■ Directive
Listed below are entries; give the number of lines among them that include "triangle", and only that number.

■ ■ ■ ■ ■ ■ ■

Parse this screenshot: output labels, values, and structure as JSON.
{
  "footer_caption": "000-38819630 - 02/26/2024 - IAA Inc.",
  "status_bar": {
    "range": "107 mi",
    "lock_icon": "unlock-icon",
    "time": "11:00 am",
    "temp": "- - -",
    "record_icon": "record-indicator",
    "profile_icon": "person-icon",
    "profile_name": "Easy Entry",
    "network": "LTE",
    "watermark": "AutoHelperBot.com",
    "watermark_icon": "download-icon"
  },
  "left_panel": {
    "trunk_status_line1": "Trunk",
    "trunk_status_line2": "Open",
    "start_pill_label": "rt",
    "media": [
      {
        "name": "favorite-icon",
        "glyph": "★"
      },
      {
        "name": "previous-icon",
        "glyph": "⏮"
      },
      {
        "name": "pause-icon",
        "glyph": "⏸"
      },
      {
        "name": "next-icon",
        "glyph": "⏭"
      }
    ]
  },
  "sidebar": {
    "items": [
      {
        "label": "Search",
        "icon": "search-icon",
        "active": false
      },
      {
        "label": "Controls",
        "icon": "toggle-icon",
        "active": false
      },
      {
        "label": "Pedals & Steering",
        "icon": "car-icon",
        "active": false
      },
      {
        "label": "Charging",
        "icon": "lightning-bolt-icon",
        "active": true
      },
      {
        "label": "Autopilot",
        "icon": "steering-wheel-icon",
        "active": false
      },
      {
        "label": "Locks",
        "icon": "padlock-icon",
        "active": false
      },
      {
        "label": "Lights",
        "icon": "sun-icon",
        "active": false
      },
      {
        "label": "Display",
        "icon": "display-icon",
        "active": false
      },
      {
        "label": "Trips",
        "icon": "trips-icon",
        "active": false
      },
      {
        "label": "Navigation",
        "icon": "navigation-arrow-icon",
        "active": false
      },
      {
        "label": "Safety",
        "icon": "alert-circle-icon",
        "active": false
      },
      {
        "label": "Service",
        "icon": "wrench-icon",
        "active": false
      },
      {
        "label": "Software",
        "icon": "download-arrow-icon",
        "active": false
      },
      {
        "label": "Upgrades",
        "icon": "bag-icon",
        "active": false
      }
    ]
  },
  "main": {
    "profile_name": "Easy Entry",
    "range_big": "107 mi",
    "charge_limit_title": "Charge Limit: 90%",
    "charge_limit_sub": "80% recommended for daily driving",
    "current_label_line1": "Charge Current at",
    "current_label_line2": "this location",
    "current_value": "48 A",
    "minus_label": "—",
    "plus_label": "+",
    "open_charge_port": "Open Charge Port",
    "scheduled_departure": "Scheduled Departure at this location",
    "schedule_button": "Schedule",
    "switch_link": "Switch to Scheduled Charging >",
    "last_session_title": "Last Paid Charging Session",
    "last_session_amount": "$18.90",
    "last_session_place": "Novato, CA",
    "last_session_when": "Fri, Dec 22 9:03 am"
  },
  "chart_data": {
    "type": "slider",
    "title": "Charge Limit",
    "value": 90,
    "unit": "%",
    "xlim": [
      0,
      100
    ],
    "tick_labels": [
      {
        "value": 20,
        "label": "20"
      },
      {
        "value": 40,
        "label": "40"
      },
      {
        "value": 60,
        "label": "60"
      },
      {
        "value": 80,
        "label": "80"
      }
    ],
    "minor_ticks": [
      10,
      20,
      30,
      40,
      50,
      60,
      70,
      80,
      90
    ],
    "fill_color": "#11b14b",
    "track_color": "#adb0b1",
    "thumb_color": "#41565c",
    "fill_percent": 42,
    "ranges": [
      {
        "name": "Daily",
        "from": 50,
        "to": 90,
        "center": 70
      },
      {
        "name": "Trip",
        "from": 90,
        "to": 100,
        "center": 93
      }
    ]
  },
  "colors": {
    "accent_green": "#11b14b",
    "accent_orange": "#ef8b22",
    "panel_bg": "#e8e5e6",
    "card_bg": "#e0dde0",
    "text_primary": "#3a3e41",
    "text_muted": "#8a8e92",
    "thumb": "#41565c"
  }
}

■ ■ ■ ■ ■ ■ ■

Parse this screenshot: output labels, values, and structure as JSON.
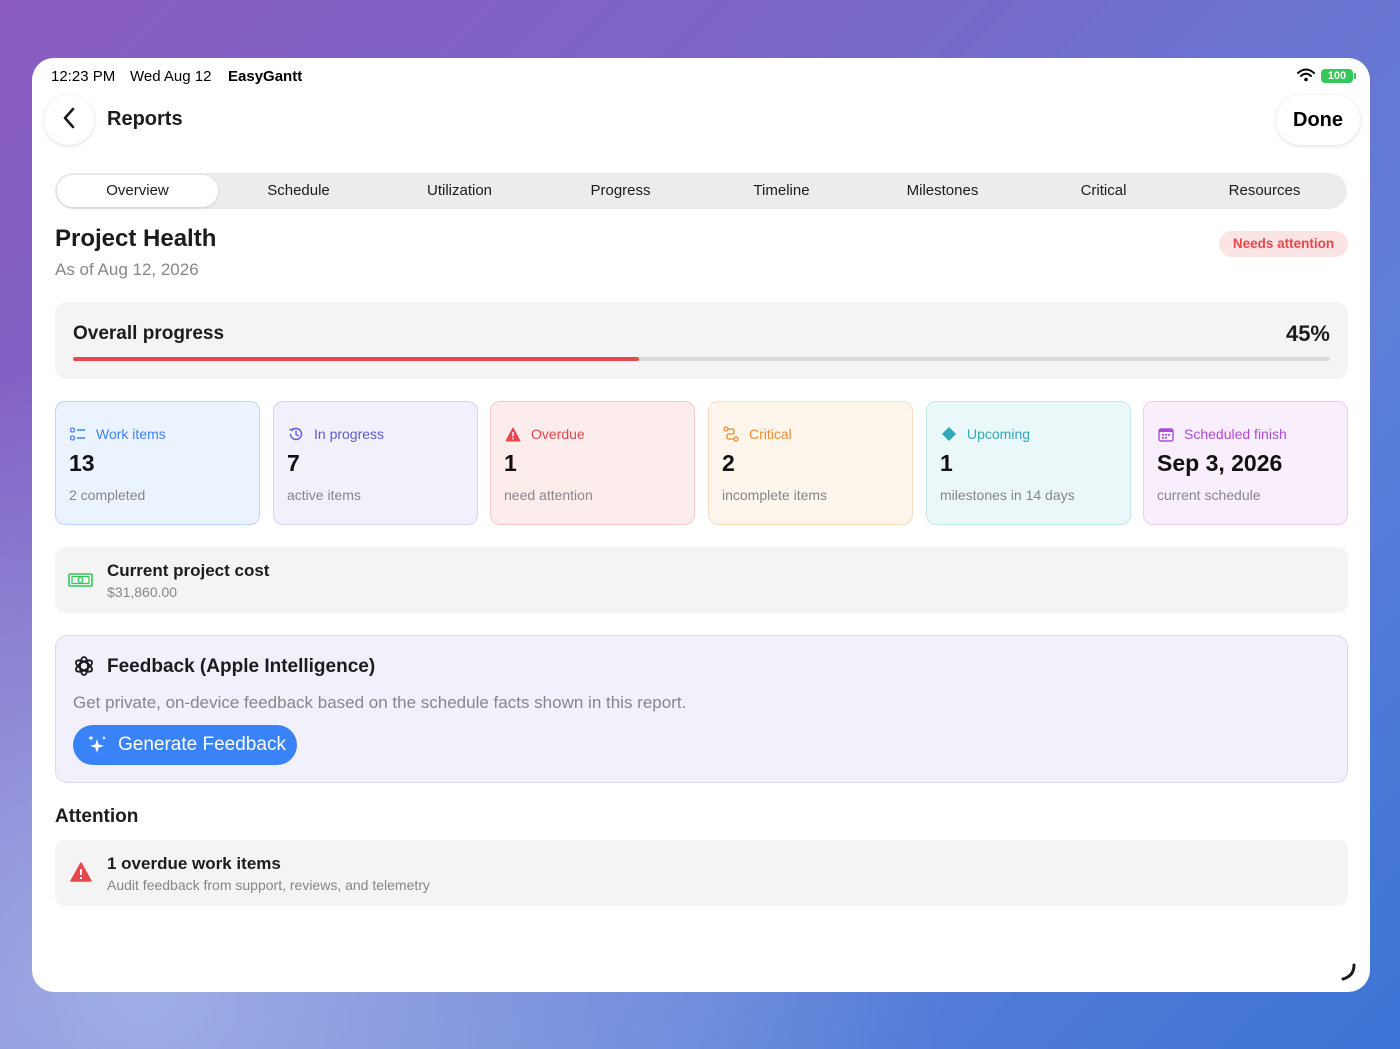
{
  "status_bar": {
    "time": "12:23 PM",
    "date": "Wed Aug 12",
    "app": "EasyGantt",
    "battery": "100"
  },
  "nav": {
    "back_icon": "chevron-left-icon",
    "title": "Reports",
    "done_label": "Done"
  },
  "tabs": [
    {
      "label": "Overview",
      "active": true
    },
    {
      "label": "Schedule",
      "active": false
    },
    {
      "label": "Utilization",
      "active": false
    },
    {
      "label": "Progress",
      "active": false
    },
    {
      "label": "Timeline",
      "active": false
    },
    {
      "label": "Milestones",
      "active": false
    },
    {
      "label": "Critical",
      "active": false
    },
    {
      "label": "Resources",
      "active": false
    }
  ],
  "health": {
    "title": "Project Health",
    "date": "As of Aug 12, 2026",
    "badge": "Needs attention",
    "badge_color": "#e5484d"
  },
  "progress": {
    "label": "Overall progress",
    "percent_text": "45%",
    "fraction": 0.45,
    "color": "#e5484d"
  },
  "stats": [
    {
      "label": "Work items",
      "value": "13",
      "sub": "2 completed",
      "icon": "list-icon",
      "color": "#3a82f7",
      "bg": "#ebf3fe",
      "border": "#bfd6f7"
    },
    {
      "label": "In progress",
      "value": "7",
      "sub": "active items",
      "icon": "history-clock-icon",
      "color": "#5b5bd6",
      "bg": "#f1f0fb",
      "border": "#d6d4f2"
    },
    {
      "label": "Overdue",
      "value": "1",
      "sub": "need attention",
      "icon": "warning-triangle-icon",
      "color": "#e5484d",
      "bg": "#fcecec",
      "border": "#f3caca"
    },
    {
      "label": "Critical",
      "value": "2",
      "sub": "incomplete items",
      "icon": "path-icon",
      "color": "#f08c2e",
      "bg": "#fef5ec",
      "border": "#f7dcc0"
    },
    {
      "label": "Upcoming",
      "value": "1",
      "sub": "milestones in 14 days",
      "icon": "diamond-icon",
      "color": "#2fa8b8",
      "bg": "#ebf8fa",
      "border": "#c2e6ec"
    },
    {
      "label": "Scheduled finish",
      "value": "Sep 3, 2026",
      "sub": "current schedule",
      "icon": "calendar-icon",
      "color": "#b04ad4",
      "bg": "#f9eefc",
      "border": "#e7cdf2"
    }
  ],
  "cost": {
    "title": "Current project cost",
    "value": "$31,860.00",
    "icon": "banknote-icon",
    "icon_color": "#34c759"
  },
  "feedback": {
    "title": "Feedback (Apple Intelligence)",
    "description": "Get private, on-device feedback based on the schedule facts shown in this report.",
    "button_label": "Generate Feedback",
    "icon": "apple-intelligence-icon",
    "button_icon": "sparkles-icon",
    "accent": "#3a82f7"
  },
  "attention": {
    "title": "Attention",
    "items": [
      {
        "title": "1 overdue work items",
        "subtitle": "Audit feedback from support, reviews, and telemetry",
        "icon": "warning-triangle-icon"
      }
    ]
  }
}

■ ■ ■ ■ ■ ■ ■

■ Task solution
2